## Exercise prompt
Copy out every line exactly as given.

____________

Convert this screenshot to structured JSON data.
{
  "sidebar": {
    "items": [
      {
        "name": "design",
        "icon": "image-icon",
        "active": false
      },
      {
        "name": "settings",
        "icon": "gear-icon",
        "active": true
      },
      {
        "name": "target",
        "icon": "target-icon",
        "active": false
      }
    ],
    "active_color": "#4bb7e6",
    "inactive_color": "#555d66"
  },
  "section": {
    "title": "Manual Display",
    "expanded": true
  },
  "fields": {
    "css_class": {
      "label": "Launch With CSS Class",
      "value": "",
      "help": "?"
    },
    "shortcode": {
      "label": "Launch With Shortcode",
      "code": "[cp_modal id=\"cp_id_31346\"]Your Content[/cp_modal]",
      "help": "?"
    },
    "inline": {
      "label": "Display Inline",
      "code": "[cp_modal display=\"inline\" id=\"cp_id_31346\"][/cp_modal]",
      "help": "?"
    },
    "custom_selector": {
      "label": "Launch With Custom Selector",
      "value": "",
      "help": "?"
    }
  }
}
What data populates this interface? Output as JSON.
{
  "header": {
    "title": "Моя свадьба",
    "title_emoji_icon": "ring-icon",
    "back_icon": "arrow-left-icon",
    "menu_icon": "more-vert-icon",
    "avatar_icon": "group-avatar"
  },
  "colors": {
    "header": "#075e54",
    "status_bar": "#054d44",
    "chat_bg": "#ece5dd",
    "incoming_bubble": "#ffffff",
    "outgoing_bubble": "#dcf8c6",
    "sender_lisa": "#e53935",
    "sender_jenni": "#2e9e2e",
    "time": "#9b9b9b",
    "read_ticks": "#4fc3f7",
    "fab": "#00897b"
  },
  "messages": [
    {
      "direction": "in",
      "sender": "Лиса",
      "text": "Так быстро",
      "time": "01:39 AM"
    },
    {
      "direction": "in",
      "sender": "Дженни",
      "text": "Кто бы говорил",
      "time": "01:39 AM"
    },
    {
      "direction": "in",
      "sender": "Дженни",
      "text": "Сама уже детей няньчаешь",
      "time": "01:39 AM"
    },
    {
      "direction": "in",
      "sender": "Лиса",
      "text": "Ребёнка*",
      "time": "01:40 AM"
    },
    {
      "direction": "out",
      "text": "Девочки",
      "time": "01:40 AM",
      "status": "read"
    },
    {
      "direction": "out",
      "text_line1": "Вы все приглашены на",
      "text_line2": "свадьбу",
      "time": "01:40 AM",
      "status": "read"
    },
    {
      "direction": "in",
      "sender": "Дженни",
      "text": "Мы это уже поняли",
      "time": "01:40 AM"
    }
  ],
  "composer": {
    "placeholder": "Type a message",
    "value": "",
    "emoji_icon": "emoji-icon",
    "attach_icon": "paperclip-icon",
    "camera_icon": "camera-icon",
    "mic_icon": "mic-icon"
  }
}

____________

## Written response
Convert this screenshot to structured JSON data.
{
  "sidebar": {
    "items": [
      {
        "name": "design",
        "icon": "image-icon",
        "active": false
      },
      {
        "name": "settings",
        "icon": "gear-icon",
        "active": true
      },
      {
        "name": "target",
        "icon": "target-icon",
        "active": false
      }
    ],
    "active_color": "#4bb7e6",
    "inactive_color": "#555d66"
  },
  "section": {
    "title": "Manual Display",
    "expanded": true
  },
  "fields": {
    "css_class": {
      "label": "Launch With CSS Class",
      "value": "",
      "help": "?"
    },
    "shortcode": {
      "label": "Launch With Shortcode",
      "code": "[cp_modal id=\"cp_id_31346\"]Your Content[/cp_modal]",
      "help": "?"
    },
    "inline": {
      "label": "Display Inline",
      "code": "[cp_modal display=\"inline\" id=\"cp_id_31346\"][/cp_modal]",
      "help": "?"
    },
    "custom_selector": {
      "label": "Launch With Custom Selector",
      "value": "",
      "help": "?"
    }
  }
}
What data populates this interface? Output as JSON.
{
  "header": {
    "title": "Моя свадьба",
    "title_emoji_icon": "ring-icon",
    "back_icon": "arrow-left-icon",
    "menu_icon": "more-vert-icon",
    "avatar_icon": "group-avatar"
  },
  "colors": {
    "header": "#075e54",
    "status_bar": "#054d44",
    "chat_bg": "#ece5dd",
    "incoming_bubble": "#ffffff",
    "outgoing_bubble": "#dcf8c6",
    "sender_lisa": "#e53935",
    "sender_jenni": "#2e9e2e",
    "time": "#9b9b9b",
    "read_ticks": "#4fc3f7",
    "fab": "#00897b"
  },
  "messages": [
    {
      "direction": "in",
      "sender": "Лиса",
      "text": "Так быстро",
      "time": "01:39 AM"
    },
    {
      "direction": "in",
      "sender": "Дженни",
      "text": "Кто бы говорил",
      "time": "01:39 AM"
    },
    {
      "direction": "in",
      "sender": "Дженни",
      "text": "Сама уже детей няньчаешь",
      "time": "01:39 AM"
    },
    {
      "direction": "in",
      "sender": "Лиса",
      "text": "Ребёнка*",
      "time": "01:40 AM"
    },
    {
      "direction": "out",
      "text": "Девочки",
      "time": "01:40 AM",
      "status": "read"
    },
    {
      "direction": "out",
      "text_line1": "Вы все приглашены на",
      "text_line2": "свадьбу",
      "time": "01:40 AM",
      "status": "read"
    },
    {
      "direction": "in",
      "sender": "Дженни",
      "text": "Мы это уже поняли",
      "time": "01:40 AM"
    }
  ],
  "composer": {
    "placeholder": "Type a message",
    "value": "",
    "emoji_icon": "emoji-icon",
    "attach_icon": "paperclip-icon",
    "camera_icon": "camera-icon",
    "mic_icon": "mic-icon"
  }
}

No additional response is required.